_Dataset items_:
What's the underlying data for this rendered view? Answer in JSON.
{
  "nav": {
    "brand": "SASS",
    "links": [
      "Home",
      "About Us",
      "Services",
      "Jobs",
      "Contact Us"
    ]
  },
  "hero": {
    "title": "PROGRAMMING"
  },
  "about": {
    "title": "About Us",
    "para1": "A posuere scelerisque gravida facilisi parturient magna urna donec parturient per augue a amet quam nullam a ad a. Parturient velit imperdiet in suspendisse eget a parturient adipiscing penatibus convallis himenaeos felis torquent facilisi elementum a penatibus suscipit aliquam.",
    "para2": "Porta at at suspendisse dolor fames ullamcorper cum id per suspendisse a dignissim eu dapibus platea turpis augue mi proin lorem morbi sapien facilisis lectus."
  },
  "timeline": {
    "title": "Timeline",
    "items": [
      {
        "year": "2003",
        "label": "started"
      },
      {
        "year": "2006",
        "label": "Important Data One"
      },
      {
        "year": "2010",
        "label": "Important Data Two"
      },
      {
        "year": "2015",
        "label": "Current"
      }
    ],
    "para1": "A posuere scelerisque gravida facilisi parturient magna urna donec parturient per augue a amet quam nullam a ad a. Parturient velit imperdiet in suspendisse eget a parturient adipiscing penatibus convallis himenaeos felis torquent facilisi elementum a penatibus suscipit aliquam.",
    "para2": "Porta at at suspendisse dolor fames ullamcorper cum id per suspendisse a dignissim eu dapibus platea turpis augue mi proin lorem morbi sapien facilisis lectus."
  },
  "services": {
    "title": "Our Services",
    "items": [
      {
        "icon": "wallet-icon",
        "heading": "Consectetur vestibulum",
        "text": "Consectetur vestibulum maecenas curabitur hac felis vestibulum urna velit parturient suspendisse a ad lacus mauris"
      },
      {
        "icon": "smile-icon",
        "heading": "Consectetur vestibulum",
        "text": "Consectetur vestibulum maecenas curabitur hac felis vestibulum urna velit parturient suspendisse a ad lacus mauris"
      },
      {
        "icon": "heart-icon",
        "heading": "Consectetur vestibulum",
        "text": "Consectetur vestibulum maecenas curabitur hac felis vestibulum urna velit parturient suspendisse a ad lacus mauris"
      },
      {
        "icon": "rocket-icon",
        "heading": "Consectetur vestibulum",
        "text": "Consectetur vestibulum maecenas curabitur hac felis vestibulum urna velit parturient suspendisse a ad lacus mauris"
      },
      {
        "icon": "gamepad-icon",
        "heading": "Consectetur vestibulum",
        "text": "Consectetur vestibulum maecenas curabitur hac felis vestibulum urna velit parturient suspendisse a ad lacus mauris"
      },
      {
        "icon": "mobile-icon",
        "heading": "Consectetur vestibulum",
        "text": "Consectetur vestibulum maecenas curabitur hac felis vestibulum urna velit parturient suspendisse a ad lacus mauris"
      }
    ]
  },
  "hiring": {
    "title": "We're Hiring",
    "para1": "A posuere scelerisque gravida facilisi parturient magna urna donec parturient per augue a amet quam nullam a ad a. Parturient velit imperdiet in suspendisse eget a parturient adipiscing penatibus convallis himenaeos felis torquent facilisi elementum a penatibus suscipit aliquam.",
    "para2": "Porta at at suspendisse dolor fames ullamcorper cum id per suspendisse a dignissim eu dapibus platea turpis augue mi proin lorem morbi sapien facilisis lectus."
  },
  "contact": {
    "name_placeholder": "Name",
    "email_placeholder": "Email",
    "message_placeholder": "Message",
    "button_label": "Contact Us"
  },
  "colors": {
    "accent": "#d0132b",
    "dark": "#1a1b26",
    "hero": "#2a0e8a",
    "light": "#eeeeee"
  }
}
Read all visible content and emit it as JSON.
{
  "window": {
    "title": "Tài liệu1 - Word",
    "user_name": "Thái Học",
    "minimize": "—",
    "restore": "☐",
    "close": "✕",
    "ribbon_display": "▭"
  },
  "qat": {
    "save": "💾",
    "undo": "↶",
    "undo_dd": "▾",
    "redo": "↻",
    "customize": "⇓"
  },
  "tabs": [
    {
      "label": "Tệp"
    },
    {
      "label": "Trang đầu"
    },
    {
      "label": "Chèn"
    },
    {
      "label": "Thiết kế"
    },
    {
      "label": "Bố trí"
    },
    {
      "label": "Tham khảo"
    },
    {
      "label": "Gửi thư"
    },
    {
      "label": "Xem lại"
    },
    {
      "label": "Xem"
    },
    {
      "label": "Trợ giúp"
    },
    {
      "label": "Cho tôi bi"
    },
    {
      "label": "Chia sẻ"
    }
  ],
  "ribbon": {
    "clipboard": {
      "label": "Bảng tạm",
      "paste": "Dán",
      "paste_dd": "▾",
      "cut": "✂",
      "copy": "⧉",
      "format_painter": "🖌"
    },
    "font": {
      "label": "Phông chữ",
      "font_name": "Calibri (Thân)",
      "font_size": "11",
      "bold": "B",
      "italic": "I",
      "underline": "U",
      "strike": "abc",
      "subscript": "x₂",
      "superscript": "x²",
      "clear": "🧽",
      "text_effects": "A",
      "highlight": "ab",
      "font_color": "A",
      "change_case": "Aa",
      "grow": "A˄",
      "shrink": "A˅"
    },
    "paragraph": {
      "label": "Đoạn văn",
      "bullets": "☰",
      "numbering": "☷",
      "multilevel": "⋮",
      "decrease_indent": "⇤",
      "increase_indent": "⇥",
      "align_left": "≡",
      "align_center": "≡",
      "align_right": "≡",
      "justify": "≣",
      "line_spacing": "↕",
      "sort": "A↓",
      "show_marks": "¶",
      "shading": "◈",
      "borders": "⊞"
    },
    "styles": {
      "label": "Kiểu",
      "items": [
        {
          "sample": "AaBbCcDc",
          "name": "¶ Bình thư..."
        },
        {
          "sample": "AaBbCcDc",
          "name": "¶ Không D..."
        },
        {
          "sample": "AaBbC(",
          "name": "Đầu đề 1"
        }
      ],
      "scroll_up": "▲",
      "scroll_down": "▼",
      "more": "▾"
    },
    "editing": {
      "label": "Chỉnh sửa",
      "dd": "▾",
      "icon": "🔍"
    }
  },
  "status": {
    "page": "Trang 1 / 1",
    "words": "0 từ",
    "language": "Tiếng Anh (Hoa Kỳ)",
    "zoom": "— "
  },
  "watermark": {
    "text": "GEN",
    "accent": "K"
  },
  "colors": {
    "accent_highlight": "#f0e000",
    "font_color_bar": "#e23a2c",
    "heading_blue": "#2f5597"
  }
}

_AIM OF THE EXERCISE_:
Write out the data exactly as it stands.

_FULL SOLUTION_:
What's the underlying data for this rendered view? Answer in JSON.
{
  "nav": {
    "brand": "SASS",
    "links": [
      "Home",
      "About Us",
      "Services",
      "Jobs",
      "Contact Us"
    ]
  },
  "hero": {
    "title": "PROGRAMMING"
  },
  "about": {
    "title": "About Us",
    "para1": "A posuere scelerisque gravida facilisi parturient magna urna donec parturient per augue a amet quam nullam a ad a. Parturient velit imperdiet in suspendisse eget a parturient adipiscing penatibus convallis himenaeos felis torquent facilisi elementum a penatibus suscipit aliquam.",
    "para2": "Porta at at suspendisse dolor fames ullamcorper cum id per suspendisse a dignissim eu dapibus platea turpis augue mi proin lorem morbi sapien facilisis lectus."
  },
  "timeline": {
    "title": "Timeline",
    "items": [
      {
        "year": "2003",
        "label": "started"
      },
      {
        "year": "2006",
        "label": "Important Data One"
      },
      {
        "year": "2010",
        "label": "Important Data Two"
      },
      {
        "year": "2015",
        "label": "Current"
      }
    ],
    "para1": "A posuere scelerisque gravida facilisi parturient magna urna donec parturient per augue a amet quam nullam a ad a. Parturient velit imperdiet in suspendisse eget a parturient adipiscing penatibus convallis himenaeos felis torquent facilisi elementum a penatibus suscipit aliquam.",
    "para2": "Porta at at suspendisse dolor fames ullamcorper cum id per suspendisse a dignissim eu dapibus platea turpis augue mi proin lorem morbi sapien facilisis lectus."
  },
  "services": {
    "title": "Our Services",
    "items": [
      {
        "icon": "wallet-icon",
        "heading": "Consectetur vestibulum",
        "text": "Consectetur vestibulum maecenas curabitur hac felis vestibulum urna velit parturient suspendisse a ad lacus mauris"
      },
      {
        "icon": "smile-icon",
        "heading": "Consectetur vestibulum",
        "text": "Consectetur vestibulum maecenas curabitur hac felis vestibulum urna velit parturient suspendisse a ad lacus mauris"
      },
      {
        "icon": "heart-icon",
        "heading": "Consectetur vestibulum",
        "text": "Consectetur vestibulum maecenas curabitur hac felis vestibulum urna velit parturient suspendisse a ad lacus mauris"
      },
      {
        "icon": "rocket-icon",
        "heading": "Consectetur vestibulum",
        "text": "Consectetur vestibulum maecenas curabitur hac felis vestibulum urna velit parturient suspendisse a ad lacus mauris"
      },
      {
        "icon": "gamepad-icon",
        "heading": "Consectetur vestibulum",
        "text": "Consectetur vestibulum maecenas curabitur hac felis vestibulum urna velit parturient suspendisse a ad lacus mauris"
      },
      {
        "icon": "mobile-icon",
        "heading": "Consectetur vestibulum",
        "text": "Consectetur vestibulum maecenas curabitur hac felis vestibulum urna velit parturient suspendisse a ad lacus mauris"
      }
    ]
  },
  "hiring": {
    "title": "We're Hiring",
    "para1": "A posuere scelerisque gravida facilisi parturient magna urna donec parturient per augue a amet quam nullam a ad a. Parturient velit imperdiet in suspendisse eget a parturient adipiscing penatibus convallis himenaeos felis torquent facilisi elementum a penatibus suscipit aliquam.",
    "para2": "Porta at at suspendisse dolor fames ullamcorper cum id per suspendisse a dignissim eu dapibus platea turpis augue mi proin lorem morbi sapien facilisis lectus."
  },
  "contact": {
    "name_placeholder": "Name",
    "email_placeholder": "Email",
    "message_placeholder": "Message",
    "button_label": "Contact Us"
  },
  "colors": {
    "accent": "#d0132b",
    "dark": "#1a1b26",
    "hero": "#2a0e8a",
    "light": "#eeeeee"
  }
}
Read all visible content and emit it as JSON.
{
  "window": {
    "title": "Tài liệu1 - Word",
    "user_name": "Thái Học",
    "minimize": "—",
    "restore": "☐",
    "close": "✕",
    "ribbon_display": "▭"
  },
  "qat": {
    "save": "💾",
    "undo": "↶",
    "undo_dd": "▾",
    "redo": "↻",
    "customize": "⇓"
  },
  "tabs": [
    {
      "label": "Tệp"
    },
    {
      "label": "Trang đầu"
    },
    {
      "label": "Chèn"
    },
    {
      "label": "Thiết kế"
    },
    {
      "label": "Bố trí"
    },
    {
      "label": "Tham khảo"
    },
    {
      "label": "Gửi thư"
    },
    {
      "label": "Xem lại"
    },
    {
      "label": "Xem"
    },
    {
      "label": "Trợ giúp"
    },
    {
      "label": "Cho tôi bi"
    },
    {
      "label": "Chia sẻ"
    }
  ],
  "ribbon": {
    "clipboard": {
      "label": "Bảng tạm",
      "paste": "Dán",
      "paste_dd": "▾",
      "cut": "✂",
      "copy": "⧉",
      "format_painter": "🖌"
    },
    "font": {
      "label": "Phông chữ",
      "font_name": "Calibri (Thân)",
      "font_size": "11",
      "bold": "B",
      "italic": "I",
      "underline": "U",
      "strike": "abc",
      "subscript": "x₂",
      "superscript": "x²",
      "clear": "🧽",
      "text_effects": "A",
      "highlight": "ab",
      "font_color": "A",
      "change_case": "Aa",
      "grow": "A˄",
      "shrink": "A˅"
    },
    "paragraph": {
      "label": "Đoạn văn",
      "bullets": "☰",
      "numbering": "☷",
      "multilevel": "⋮",
      "decrease_indent": "⇤",
      "increase_indent": "⇥",
      "align_left": "≡",
      "align_center": "≡",
      "align_right": "≡",
      "justify": "≣",
      "line_spacing": "↕",
      "sort": "A↓",
      "show_marks": "¶",
      "shading": "◈",
      "borders": "⊞"
    },
    "styles": {
      "label": "Kiểu",
      "items": [
        {
          "sample": "AaBbCcDc",
          "name": "¶ Bình thư..."
        },
        {
          "sample": "AaBbCcDc",
          "name": "¶ Không D..."
        },
        {
          "sample": "AaBbC(",
          "name": "Đầu đề 1"
        }
      ],
      "scroll_up": "▲",
      "scroll_down": "▼",
      "more": "▾"
    },
    "editing": {
      "label": "Chỉnh sửa",
      "dd": "▾",
      "icon": "🔍"
    }
  },
  "status": {
    "page": "Trang 1 / 1",
    "words": "0 từ",
    "language": "Tiếng Anh (Hoa Kỳ)",
    "zoom": "— "
  },
  "watermark": {
    "text": "GEN",
    "accent": "K"
  },
  "colors": {
    "accent_highlight": "#f0e000",
    "font_color_bar": "#e23a2c",
    "heading_blue": "#2f5597"
  }
}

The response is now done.